OBJECTIVE: Update the records below by changing every "page-link" to "pager-link" and leaving everything else unchanged.

Items from a data source:
-*-*-

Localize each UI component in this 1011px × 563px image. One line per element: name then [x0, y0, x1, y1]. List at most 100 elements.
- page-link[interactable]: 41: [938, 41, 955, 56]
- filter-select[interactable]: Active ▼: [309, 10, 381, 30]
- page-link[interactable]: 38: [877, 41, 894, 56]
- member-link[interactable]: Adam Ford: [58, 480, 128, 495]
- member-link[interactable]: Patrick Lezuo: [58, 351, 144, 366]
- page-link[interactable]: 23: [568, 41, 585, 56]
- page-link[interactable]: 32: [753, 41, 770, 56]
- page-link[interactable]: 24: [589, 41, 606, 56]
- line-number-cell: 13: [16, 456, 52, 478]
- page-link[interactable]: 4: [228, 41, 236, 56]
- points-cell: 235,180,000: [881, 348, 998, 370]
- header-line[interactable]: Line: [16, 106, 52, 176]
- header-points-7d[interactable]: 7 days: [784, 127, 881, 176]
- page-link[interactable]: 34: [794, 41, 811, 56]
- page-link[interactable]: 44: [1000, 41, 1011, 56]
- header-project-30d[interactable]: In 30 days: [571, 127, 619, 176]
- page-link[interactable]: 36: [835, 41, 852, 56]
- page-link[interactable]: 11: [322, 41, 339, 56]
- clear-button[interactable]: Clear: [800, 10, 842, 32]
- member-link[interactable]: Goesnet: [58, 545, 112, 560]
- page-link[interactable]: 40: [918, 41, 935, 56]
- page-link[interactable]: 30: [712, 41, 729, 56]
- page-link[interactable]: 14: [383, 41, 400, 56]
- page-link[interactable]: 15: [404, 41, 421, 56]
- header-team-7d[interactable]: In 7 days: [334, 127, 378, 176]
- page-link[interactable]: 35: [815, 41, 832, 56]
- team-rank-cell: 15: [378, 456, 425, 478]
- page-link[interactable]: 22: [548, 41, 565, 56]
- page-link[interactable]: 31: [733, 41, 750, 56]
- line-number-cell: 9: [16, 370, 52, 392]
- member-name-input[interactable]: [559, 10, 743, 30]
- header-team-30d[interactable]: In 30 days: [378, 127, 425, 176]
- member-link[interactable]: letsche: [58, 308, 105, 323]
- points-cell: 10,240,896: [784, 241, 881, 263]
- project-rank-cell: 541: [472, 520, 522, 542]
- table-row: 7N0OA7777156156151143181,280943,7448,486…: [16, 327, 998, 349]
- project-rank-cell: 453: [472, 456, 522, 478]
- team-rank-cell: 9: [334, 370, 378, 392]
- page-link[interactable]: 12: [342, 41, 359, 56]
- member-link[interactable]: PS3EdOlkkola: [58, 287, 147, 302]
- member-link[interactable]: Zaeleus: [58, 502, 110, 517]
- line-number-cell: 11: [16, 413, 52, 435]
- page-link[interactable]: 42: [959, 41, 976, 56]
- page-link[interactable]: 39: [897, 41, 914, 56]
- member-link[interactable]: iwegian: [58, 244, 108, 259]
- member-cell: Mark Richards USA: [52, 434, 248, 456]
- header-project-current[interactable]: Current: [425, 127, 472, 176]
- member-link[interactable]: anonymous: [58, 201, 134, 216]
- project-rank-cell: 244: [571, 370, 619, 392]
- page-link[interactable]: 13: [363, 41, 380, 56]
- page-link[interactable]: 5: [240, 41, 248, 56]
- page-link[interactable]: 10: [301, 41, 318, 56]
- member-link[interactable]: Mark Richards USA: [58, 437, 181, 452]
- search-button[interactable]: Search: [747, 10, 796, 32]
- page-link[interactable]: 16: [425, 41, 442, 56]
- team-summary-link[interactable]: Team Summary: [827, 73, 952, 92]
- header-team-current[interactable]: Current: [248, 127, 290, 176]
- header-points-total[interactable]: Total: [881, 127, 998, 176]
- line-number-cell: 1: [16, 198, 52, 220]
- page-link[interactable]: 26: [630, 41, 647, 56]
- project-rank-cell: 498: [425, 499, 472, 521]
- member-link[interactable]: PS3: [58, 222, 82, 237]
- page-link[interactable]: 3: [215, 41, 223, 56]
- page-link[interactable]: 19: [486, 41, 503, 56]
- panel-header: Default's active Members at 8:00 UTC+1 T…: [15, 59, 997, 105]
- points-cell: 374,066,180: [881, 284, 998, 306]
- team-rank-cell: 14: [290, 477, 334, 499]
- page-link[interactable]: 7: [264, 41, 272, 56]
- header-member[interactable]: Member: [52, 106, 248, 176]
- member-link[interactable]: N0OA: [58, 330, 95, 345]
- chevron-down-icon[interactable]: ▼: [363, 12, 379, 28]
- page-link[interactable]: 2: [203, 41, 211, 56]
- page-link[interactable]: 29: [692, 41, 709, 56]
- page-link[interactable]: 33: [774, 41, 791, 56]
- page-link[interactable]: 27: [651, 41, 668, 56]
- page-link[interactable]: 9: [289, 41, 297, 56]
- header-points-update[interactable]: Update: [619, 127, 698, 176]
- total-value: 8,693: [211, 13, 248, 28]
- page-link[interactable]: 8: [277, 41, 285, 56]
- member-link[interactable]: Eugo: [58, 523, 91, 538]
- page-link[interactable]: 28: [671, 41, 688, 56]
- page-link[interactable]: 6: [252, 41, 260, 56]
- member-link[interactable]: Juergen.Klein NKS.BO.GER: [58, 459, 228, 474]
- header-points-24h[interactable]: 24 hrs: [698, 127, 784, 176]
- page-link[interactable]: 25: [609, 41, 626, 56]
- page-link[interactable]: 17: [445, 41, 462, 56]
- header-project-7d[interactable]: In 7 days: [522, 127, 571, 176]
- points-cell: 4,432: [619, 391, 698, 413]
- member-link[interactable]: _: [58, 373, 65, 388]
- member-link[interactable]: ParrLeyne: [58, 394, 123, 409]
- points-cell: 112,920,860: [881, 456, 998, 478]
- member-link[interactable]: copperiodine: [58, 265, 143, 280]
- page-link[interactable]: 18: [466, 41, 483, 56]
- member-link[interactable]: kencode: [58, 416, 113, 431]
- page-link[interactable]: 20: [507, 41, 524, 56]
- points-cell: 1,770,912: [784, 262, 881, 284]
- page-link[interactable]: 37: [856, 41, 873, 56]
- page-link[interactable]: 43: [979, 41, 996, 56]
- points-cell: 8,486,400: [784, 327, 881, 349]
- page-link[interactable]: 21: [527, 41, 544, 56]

-*-*-

EXPECTED ANSWER:
Localize each UI component in this 1011px × 563px image. One line per element: name then [x0, y0, x1, y1]. List at most 100 elements.
- pager-link[interactable]: 41: [938, 41, 955, 56]
- filter-select[interactable]: Active ▼: [309, 10, 381, 30]
- pager-link[interactable]: 38: [877, 41, 894, 56]
- member-link[interactable]: Adam Ford: [58, 480, 128, 495]
- member-link[interactable]: Patrick Lezuo: [58, 351, 144, 366]
- pager-link[interactable]: 23: [568, 41, 585, 56]
- pager-link[interactable]: 32: [753, 41, 770, 56]
- pager-link[interactable]: 24: [589, 41, 606, 56]
- line-number-cell: 13: [16, 456, 52, 478]
- pager-link[interactable]: 4: [228, 41, 236, 56]
- points-cell: 235,180,000: [881, 348, 998, 370]
- header-line[interactable]: Line: [16, 106, 52, 176]
- header-points-7d[interactable]: 7 days: [784, 127, 881, 176]
- pager-link[interactable]: 34: [794, 41, 811, 56]
- pager-link[interactable]: 44: [1000, 41, 1011, 56]
- header-project-30d[interactable]: In 30 days: [571, 127, 619, 176]
- pager-link[interactable]: 36: [835, 41, 852, 56]
- pager-link[interactable]: 11: [322, 41, 339, 56]
- clear-button[interactable]: Clear: [800, 10, 842, 32]
- member-link[interactable]: Goesnet: [58, 545, 112, 560]
- pager-link[interactable]: 40: [918, 41, 935, 56]
- pager-link[interactable]: 30: [712, 41, 729, 56]
- pager-link[interactable]: 14: [383, 41, 400, 56]
- pager-link[interactable]: 15: [404, 41, 421, 56]
- header-team-7d[interactable]: In 7 days: [334, 127, 378, 176]
- pager-link[interactable]: 35: [815, 41, 832, 56]
- team-rank-cell: 15: [378, 456, 425, 478]
- pager-link[interactable]: 22: [548, 41, 565, 56]
- pager-link[interactable]: 31: [733, 41, 750, 56]
- line-number-cell: 9: [16, 370, 52, 392]
- member-name-input[interactable]: [559, 10, 743, 30]
- header-team-30d[interactable]: In 30 days: [378, 127, 425, 176]
- member-link[interactable]: letsche: [58, 308, 105, 323]
- points-cell: 10,240,896: [784, 241, 881, 263]
- project-rank-cell: 541: [472, 520, 522, 542]
- table-row: 7N0OA7777156156151143181,280943,7448,486…: [16, 327, 998, 349]
- project-rank-cell: 453: [472, 456, 522, 478]
- team-rank-cell: 9: [334, 370, 378, 392]
- pager-link[interactable]: 12: [342, 41, 359, 56]
- member-link[interactable]: PS3EdOlkkola: [58, 287, 147, 302]
- member-link[interactable]: Zaeleus: [58, 502, 110, 517]
- line-number-cell: 11: [16, 413, 52, 435]
- pager-link[interactable]: 42: [959, 41, 976, 56]
- pager-link[interactable]: 39: [897, 41, 914, 56]
- member-link[interactable]: iwegian: [58, 244, 108, 259]
- member-cell: Mark Richards USA: [52, 434, 248, 456]
- header-project-current[interactable]: Current: [425, 127, 472, 176]
- member-link[interactable]: anonymous: [58, 201, 134, 216]
- project-rank-cell: 244: [571, 370, 619, 392]
- pager-link[interactable]: 13: [363, 41, 380, 56]
- pager-link[interactable]: 5: [240, 41, 248, 56]
- pager-link[interactable]: 10: [301, 41, 318, 56]
- member-link[interactable]: Mark Richards USA: [58, 437, 181, 452]
- search-button[interactable]: Search: [747, 10, 796, 32]
- pager-link[interactable]: 16: [425, 41, 442, 56]
- team-summary-link[interactable]: Team Summary: [827, 73, 952, 92]
- header-team-current[interactable]: Current: [248, 127, 290, 176]
- header-points-total[interactable]: Total: [881, 127, 998, 176]
- line-number-cell: 1: [16, 198, 52, 220]
- pager-link[interactable]: 26: [630, 41, 647, 56]
- project-rank-cell: 498: [425, 499, 472, 521]
- member-link[interactable]: PS3: [58, 222, 82, 237]
- pager-link[interactable]: 3: [215, 41, 223, 56]
- pager-link[interactable]: 19: [486, 41, 503, 56]
- panel-header: Default's active Members at 8:00 UTC+1 T…: [15, 59, 997, 105]
- points-cell: 374,066,180: [881, 284, 998, 306]
- team-rank-cell: 14: [290, 477, 334, 499]
- pager-link[interactable]: 7: [264, 41, 272, 56]
- header-member[interactable]: Member: [52, 106, 248, 176]
- member-link[interactable]: N0OA: [58, 330, 95, 345]
- chevron-down-icon[interactable]: ▼: [363, 12, 379, 28]
- pager-link[interactable]: 2: [203, 41, 211, 56]
- pager-link[interactable]: 29: [692, 41, 709, 56]
- pager-link[interactable]: 33: [774, 41, 791, 56]
- pager-link[interactable]: 27: [651, 41, 668, 56]
- pager-link[interactable]: 9: [289, 41, 297, 56]
- header-points-update[interactable]: Update: [619, 127, 698, 176]
- total-value: 8,693: [211, 13, 248, 28]
- pager-link[interactable]: 8: [277, 41, 285, 56]
- member-link[interactable]: Eugo: [58, 523, 91, 538]
- pager-link[interactable]: 28: [671, 41, 688, 56]
- pager-link[interactable]: 6: [252, 41, 260, 56]
- member-link[interactable]: Juergen.Klein NKS.BO.GER: [58, 459, 228, 474]
- header-points-24h[interactable]: 24 hrs: [698, 127, 784, 176]
- pager-link[interactable]: 25: [609, 41, 626, 56]
- pager-link[interactable]: 17: [445, 41, 462, 56]
- header-project-7d[interactable]: In 7 days: [522, 127, 571, 176]
- points-cell: 4,432: [619, 391, 698, 413]
- member-link[interactable]: _: [58, 373, 65, 388]
- member-link[interactable]: ParrLeyne: [58, 394, 123, 409]
- points-cell: 112,920,860: [881, 456, 998, 478]
- member-link[interactable]: copperiodine: [58, 265, 143, 280]
- pager-link[interactable]: 18: [466, 41, 483, 56]
- member-link[interactable]: kencode: [58, 416, 113, 431]
- pager-link[interactable]: 20: [507, 41, 524, 56]
- points-cell: 1,770,912: [784, 262, 881, 284]
- pager-link[interactable]: 37: [856, 41, 873, 56]
- pager-link[interactable]: 43: [979, 41, 996, 56]
- points-cell: 8,486,400: [784, 327, 881, 349]
- pager-link[interactable]: 21: [527, 41, 544, 56]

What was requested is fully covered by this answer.